## Challenge:
All records below must be retyped exactly.

## Dataset records:
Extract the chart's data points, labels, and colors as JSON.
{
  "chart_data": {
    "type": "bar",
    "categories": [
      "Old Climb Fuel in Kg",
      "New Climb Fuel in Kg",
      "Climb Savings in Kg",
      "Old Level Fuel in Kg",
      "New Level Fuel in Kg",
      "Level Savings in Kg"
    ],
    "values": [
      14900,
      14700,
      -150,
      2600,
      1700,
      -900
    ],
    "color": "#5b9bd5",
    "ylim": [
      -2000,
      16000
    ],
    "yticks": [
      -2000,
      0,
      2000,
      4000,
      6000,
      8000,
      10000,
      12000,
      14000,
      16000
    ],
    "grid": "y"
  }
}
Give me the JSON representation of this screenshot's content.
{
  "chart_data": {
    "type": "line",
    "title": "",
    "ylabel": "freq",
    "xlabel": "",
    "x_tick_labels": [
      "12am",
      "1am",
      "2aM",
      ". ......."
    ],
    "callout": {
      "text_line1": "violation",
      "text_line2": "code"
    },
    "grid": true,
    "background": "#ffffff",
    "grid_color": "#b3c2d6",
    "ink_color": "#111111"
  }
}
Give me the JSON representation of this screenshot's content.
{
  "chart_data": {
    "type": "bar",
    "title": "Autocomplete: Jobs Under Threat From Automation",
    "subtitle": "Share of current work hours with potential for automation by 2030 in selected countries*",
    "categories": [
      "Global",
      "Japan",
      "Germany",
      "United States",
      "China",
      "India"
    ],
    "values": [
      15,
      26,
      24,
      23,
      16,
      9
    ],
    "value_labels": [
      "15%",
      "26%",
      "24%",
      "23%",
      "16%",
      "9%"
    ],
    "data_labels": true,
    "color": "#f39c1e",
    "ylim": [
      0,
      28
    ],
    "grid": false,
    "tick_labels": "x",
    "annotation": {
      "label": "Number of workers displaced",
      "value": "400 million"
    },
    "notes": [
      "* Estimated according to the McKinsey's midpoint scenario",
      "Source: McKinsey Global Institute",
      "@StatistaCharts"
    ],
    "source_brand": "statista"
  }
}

## Output below:
Extract the chart's data points, labels, and colors as JSON.
{
  "chart_data": {
    "type": "bar",
    "categories": [
      "Old Climb Fuel in Kg",
      "New Climb Fuel in Kg",
      "Climb Savings in Kg",
      "Old Level Fuel in Kg",
      "New Level Fuel in Kg",
      "Level Savings in Kg"
    ],
    "values": [
      14900,
      14700,
      -150,
      2600,
      1700,
      -900
    ],
    "color": "#5b9bd5",
    "ylim": [
      -2000,
      16000
    ],
    "yticks": [
      -2000,
      0,
      2000,
      4000,
      6000,
      8000,
      10000,
      12000,
      14000,
      16000
    ],
    "grid": "y"
  }
}
Give me the JSON representation of this screenshot's content.
{
  "chart_data": {
    "type": "line",
    "title": "",
    "ylabel": "freq",
    "xlabel": "",
    "x_tick_labels": [
      "12am",
      "1am",
      "2aM",
      ". ......."
    ],
    "callout": {
      "text_line1": "violation",
      "text_line2": "code"
    },
    "grid": true,
    "background": "#ffffff",
    "grid_color": "#b3c2d6",
    "ink_color": "#111111"
  }
}
Give me the JSON representation of this screenshot's content.
{
  "chart_data": {
    "type": "bar",
    "title": "Autocomplete: Jobs Under Threat From Automation",
    "subtitle": "Share of current work hours with potential for automation by 2030 in selected countries*",
    "categories": [
      "Global",
      "Japan",
      "Germany",
      "United States",
      "China",
      "India"
    ],
    "values": [
      15,
      26,
      24,
      23,
      16,
      9
    ],
    "value_labels": [
      "15%",
      "26%",
      "24%",
      "23%",
      "16%",
      "9%"
    ],
    "data_labels": true,
    "color": "#f39c1e",
    "ylim": [
      0,
      28
    ],
    "grid": false,
    "tick_labels": "x",
    "annotation": {
      "label": "Number of workers displaced",
      "value": "400 million"
    },
    "notes": [
      "* Estimated according to the McKinsey's midpoint scenario",
      "Source: McKinsey Global Institute",
      "@StatistaCharts"
    ],
    "source_brand": "statista"
  }
}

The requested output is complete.